─── Recorded data ───
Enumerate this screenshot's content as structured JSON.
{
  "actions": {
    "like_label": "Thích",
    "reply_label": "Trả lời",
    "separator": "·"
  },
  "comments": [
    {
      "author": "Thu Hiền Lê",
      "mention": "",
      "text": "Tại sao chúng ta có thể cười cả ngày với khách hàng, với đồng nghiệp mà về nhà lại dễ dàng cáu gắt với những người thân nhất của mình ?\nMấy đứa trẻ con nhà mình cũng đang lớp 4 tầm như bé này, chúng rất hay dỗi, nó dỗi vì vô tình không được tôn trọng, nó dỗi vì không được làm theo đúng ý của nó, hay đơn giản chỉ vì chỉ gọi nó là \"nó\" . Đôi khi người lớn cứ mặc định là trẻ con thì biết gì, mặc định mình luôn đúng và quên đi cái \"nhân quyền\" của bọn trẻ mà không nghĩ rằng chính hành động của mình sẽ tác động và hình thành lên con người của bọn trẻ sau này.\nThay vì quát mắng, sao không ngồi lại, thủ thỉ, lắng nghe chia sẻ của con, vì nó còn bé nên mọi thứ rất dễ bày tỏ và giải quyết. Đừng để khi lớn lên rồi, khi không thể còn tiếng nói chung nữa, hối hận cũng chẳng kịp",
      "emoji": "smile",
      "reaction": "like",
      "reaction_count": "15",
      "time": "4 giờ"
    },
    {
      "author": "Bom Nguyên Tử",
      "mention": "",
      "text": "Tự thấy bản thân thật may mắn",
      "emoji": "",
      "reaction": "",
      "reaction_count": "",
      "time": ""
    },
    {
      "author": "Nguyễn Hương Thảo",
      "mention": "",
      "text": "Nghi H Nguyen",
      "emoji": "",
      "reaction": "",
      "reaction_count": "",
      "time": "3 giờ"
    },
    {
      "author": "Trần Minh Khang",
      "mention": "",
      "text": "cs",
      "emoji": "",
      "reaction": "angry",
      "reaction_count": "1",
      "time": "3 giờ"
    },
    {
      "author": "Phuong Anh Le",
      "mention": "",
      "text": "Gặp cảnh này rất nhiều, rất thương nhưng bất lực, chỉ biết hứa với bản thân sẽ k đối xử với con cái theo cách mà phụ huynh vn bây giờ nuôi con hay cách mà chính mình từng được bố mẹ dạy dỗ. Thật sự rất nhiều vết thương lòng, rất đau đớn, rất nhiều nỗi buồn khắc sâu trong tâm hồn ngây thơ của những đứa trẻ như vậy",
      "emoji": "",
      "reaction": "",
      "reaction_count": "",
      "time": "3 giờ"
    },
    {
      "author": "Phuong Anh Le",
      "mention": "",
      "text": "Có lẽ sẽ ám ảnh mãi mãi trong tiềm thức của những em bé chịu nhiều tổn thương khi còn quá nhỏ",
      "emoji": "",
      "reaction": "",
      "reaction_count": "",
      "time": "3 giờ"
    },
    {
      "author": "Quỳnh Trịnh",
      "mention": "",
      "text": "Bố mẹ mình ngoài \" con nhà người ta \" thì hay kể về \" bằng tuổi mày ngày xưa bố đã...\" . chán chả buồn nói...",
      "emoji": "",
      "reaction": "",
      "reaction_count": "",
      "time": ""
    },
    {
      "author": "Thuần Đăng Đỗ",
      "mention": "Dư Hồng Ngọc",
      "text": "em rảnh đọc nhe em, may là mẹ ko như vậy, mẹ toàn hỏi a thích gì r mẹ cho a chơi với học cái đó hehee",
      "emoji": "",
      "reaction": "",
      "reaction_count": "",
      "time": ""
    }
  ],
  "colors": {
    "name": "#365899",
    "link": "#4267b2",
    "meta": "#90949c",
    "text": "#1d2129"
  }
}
───
▶ **The task**
Looking at the records above, work out how many lines include the word "author", then give that number by itself.

▶ **Task solution**
8